Task details: Can you copy out the listing below line for line, leaving every character unchanged?

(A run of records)
• • • • •

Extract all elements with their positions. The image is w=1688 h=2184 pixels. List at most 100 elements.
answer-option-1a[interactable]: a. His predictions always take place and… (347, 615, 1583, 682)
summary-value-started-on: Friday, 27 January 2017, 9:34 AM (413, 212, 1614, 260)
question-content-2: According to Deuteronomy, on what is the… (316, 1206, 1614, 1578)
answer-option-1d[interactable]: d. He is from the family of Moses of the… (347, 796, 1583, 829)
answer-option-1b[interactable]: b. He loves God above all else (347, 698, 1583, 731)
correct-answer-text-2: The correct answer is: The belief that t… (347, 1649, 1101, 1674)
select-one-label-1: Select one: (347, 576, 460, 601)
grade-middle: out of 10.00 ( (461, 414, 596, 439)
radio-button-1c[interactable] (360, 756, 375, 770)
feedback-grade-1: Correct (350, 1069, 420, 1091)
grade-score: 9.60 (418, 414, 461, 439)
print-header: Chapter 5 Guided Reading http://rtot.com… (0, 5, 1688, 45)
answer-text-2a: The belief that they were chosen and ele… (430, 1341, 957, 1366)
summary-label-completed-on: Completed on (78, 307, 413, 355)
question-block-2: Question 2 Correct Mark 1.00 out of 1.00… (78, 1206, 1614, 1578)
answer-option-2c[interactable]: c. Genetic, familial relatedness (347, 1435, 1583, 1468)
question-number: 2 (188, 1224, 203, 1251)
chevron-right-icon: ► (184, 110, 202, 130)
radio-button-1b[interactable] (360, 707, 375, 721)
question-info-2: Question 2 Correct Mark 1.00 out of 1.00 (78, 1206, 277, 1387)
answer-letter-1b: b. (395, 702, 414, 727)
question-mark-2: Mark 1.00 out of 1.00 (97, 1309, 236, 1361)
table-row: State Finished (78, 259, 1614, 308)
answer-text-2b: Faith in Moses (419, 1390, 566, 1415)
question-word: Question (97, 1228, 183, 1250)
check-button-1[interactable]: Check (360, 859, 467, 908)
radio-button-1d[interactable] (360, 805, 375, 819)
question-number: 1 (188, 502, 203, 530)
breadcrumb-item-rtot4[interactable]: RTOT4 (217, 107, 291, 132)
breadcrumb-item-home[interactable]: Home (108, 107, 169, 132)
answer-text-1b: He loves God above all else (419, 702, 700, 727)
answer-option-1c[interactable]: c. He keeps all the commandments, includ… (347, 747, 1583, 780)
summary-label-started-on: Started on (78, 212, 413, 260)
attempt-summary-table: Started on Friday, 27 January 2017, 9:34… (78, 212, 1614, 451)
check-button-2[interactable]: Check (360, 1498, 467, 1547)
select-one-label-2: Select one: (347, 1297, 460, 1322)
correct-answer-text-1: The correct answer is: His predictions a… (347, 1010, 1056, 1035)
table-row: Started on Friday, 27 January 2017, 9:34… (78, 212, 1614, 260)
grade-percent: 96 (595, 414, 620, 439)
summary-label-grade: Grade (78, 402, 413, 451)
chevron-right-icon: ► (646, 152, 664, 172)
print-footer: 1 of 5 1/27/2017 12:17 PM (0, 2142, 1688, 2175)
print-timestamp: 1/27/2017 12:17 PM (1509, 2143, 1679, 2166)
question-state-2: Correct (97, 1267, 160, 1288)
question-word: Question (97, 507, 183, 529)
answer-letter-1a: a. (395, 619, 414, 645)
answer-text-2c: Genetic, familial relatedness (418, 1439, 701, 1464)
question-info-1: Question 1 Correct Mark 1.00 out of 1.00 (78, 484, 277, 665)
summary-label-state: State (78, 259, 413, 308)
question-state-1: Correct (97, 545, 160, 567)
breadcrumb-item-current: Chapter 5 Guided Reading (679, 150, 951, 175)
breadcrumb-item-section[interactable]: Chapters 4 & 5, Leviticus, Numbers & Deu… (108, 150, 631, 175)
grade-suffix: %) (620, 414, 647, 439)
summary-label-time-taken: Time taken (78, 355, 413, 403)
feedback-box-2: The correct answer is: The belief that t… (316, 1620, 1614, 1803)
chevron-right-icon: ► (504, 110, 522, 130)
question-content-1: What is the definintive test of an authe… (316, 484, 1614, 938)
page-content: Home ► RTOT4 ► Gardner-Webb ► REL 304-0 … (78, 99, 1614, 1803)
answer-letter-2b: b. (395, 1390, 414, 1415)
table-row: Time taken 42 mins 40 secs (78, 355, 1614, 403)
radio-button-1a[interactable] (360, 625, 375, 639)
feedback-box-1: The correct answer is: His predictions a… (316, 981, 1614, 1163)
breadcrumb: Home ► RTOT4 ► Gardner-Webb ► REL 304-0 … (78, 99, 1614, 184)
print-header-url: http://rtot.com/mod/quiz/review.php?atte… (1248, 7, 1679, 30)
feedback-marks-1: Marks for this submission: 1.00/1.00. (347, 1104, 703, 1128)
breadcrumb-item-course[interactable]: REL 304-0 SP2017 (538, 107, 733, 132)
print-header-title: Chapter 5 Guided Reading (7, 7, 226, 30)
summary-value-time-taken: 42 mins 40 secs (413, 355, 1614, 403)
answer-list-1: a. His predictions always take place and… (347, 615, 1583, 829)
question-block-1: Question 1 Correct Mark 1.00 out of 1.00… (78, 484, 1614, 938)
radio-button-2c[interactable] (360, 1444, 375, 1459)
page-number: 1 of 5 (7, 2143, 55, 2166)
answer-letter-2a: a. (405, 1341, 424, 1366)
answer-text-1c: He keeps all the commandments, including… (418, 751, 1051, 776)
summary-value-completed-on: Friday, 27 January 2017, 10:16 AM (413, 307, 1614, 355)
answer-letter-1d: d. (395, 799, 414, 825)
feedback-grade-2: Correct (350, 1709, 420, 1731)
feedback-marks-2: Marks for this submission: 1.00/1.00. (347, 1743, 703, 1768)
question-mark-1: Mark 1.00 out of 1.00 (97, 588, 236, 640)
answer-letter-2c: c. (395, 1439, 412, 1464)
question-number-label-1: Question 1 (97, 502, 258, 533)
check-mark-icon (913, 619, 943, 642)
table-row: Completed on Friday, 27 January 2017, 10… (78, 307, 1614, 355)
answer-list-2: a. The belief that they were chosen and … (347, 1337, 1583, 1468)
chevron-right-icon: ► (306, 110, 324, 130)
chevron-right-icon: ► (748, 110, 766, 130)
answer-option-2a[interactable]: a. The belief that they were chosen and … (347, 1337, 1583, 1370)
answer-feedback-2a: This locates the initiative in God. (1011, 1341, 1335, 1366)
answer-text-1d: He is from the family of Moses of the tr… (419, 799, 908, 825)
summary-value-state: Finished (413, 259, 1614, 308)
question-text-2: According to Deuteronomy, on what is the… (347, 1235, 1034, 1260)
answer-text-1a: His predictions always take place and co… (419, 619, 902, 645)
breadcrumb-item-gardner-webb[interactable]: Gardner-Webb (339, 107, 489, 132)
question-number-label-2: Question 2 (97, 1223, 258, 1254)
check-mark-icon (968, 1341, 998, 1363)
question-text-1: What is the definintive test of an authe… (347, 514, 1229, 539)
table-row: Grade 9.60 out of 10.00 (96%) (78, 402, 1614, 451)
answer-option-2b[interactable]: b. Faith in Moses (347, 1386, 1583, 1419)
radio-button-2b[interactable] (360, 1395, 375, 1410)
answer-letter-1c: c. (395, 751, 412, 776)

• • • • •

Answer to the task:
Extract all elements with their positions. The image is w=1688 h=2184 pixels. List at most 100 elements.
answer-option-1a[interactable]: a. His predictions always take place and… (347, 615, 1583, 682)
summary-value-started-on: Friday, 27 January 2017, 9:34 AM (413, 212, 1614, 260)
question-content-2: According to Deuteronomy, on what is the… (316, 1206, 1614, 1578)
answer-option-1d[interactable]: d. He is from the family of Moses of the… (347, 796, 1583, 829)
answer-option-1b[interactable]: b. He loves God above all else (347, 698, 1583, 731)
correct-answer-text-2: The correct answer is: The belief that t… (347, 1649, 1101, 1674)
select-one-label-1: Select one: (347, 576, 460, 601)
grade-middle: out of 10.00 ( (461, 414, 596, 439)
radio-button-1c[interactable] (360, 756, 375, 770)
feedback-grade-1: Correct (350, 1069, 420, 1091)
grade-score: 9.60 (418, 414, 461, 439)
print-header: Chapter 5 Guided Reading http://rtot.com… (0, 5, 1688, 45)
answer-text-2a: The belief that they were chosen and ele… (430, 1341, 957, 1366)
summary-label-completed-on: Completed on (78, 307, 413, 355)
question-block-2: Question 2 Correct Mark 1.00 out of 1.00… (78, 1206, 1614, 1578)
answer-option-2c[interactable]: c. Genetic, familial relatedness (347, 1435, 1583, 1468)
question-number: 2 (188, 1224, 203, 1251)
chevron-right-icon: ► (184, 110, 202, 130)
radio-button-1b[interactable] (360, 707, 375, 721)
question-info-2: Question 2 Correct Mark 1.00 out of 1.00 (78, 1206, 277, 1387)
answer-letter-1b: b. (395, 702, 414, 727)
question-mark-2: Mark 1.00 out of 1.00 (97, 1309, 236, 1361)
table-row: State Finished (78, 259, 1614, 308)
answer-text-2b: Faith in Moses (419, 1390, 566, 1415)
question-word: Question (97, 1228, 183, 1250)
check-button-1[interactable]: Check (360, 859, 467, 908)
radio-button-1d[interactable] (360, 805, 375, 819)
question-number: 1 (188, 502, 203, 530)
breadcrumb-item-rtot4[interactable]: RTOT4 (217, 107, 291, 132)
breadcrumb-item-home[interactable]: Home (108, 107, 169, 132)
answer-text-1b: He loves God above all else (419, 702, 700, 727)
answer-option-1c[interactable]: c. He keeps all the commandments, includ… (347, 747, 1583, 780)
summary-label-started-on: Started on (78, 212, 413, 260)
attempt-summary-table: Started on Friday, 27 January 2017, 9:34… (78, 212, 1614, 451)
check-button-2[interactable]: Check (360, 1498, 467, 1547)
select-one-label-2: Select one: (347, 1297, 460, 1322)
correct-answer-text-1: The correct answer is: His predictions a… (347, 1010, 1056, 1035)
table-row: Started on Friday, 27 January 2017, 9:34… (78, 212, 1614, 260)
grade-percent: 96 (595, 414, 620, 439)
summary-label-grade: Grade (78, 402, 413, 451)
chevron-right-icon: ► (646, 152, 664, 172)
print-footer: 1 of 5 1/27/2017 12:17 PM (0, 2142, 1688, 2175)
print-timestamp: 1/27/2017 12:17 PM (1509, 2143, 1679, 2166)
question-state-2: Correct (97, 1267, 160, 1288)
question-word: Question (97, 507, 183, 529)
answer-letter-1a: a. (395, 619, 414, 645)
answer-text-2c: Genetic, familial relatedness (418, 1439, 701, 1464)
question-info-1: Question 1 Correct Mark 1.00 out of 1.00 (78, 484, 277, 665)
summary-label-state: State (78, 259, 413, 308)
question-state-1: Correct (97, 545, 160, 567)
breadcrumb-item-current: Chapter 5 Guided Reading (679, 150, 951, 175)
breadcrumb-item-section[interactable]: Chapters 4 & 5, Leviticus, Numbers & Deu… (108, 150, 631, 175)
grade-suffix: %) (620, 414, 647, 439)
summary-label-time-taken: Time taken (78, 355, 413, 403)
feedback-box-2: The correct answer is: The belief that t… (316, 1620, 1614, 1803)
chevron-right-icon: ► (504, 110, 522, 130)
question-content-1: What is the definintive test of an authe… (316, 484, 1614, 938)
page-content: Home ► RTOT4 ► Gardner-Webb ► REL 304-0 … (78, 99, 1614, 1803)
answer-letter-2b: b. (395, 1390, 414, 1415)
table-row: Time taken 42 mins 40 secs (78, 355, 1614, 403)
radio-button-1a[interactable] (360, 625, 375, 639)
feedback-box-1: The correct answer is: His predictions a… (316, 981, 1614, 1163)
breadcrumb: Home ► RTOT4 ► Gardner-Webb ► REL 304-0 … (78, 99, 1614, 184)
print-header-url: http://rtot.com/mod/quiz/review.php?atte… (1248, 7, 1679, 30)
feedback-marks-1: Marks for this submission: 1.00/1.00. (347, 1104, 703, 1128)
breadcrumb-item-course[interactable]: REL 304-0 SP2017 (538, 107, 733, 132)
print-header-title: Chapter 5 Guided Reading (7, 7, 226, 30)
summary-value-time-taken: 42 mins 40 secs (413, 355, 1614, 403)
answer-list-1: a. His predictions always take place and… (347, 615, 1583, 829)
question-block-1: Question 1 Correct Mark 1.00 out of 1.00… (78, 484, 1614, 938)
radio-button-2c[interactable] (360, 1444, 375, 1459)
page-number: 1 of 5 (7, 2143, 55, 2166)
answer-letter-2a: a. (405, 1341, 424, 1366)
answer-text-1c: He keeps all the commandments, including… (418, 751, 1051, 776)
summary-value-completed-on: Friday, 27 January 2017, 10:16 AM (413, 307, 1614, 355)
answer-letter-1d: d. (395, 799, 414, 825)
feedback-grade-2: Correct (350, 1709, 420, 1731)
feedback-marks-2: Marks for this submission: 1.00/1.00. (347, 1743, 703, 1768)
question-mark-1: Mark 1.00 out of 1.00 (97, 588, 236, 640)
answer-letter-2c: c. (395, 1439, 412, 1464)
question-number-label-1: Question 1 (97, 502, 258, 533)
check-mark-icon (913, 619, 943, 642)
table-row: Completed on Friday, 27 January 2017, 10… (78, 307, 1614, 355)
answer-list-2: a. The belief that they were chosen and … (347, 1337, 1583, 1468)
chevron-right-icon: ► (306, 110, 324, 130)
chevron-right-icon: ► (748, 110, 766, 130)
answer-option-2a[interactable]: a. The belief that they were chosen and … (347, 1337, 1583, 1370)
answer-feedback-2a: This locates the initiative in God. (1011, 1341, 1335, 1366)
answer-text-1d: He is from the family of Moses of the tr… (419, 799, 908, 825)
summary-value-state: Finished (413, 259, 1614, 308)
question-text-2: According to Deuteronomy, on what is the… (347, 1235, 1034, 1260)
answer-text-1a: His predictions always take place and co… (419, 619, 902, 645)
breadcrumb-item-gardner-webb[interactable]: Gardner-Webb (339, 107, 489, 132)
question-number-label-2: Question 2 (97, 1223, 258, 1254)
check-mark-icon (968, 1341, 998, 1363)
question-text-1: What is the definintive test of an authe… (347, 514, 1229, 539)
table-row: Grade 9.60 out of 10.00 (96%) (78, 402, 1614, 451)
answer-option-2b[interactable]: b. Faith in Moses (347, 1386, 1583, 1419)
radio-button-2b[interactable] (360, 1395, 375, 1410)
answer-letter-1c: c. (395, 751, 412, 776)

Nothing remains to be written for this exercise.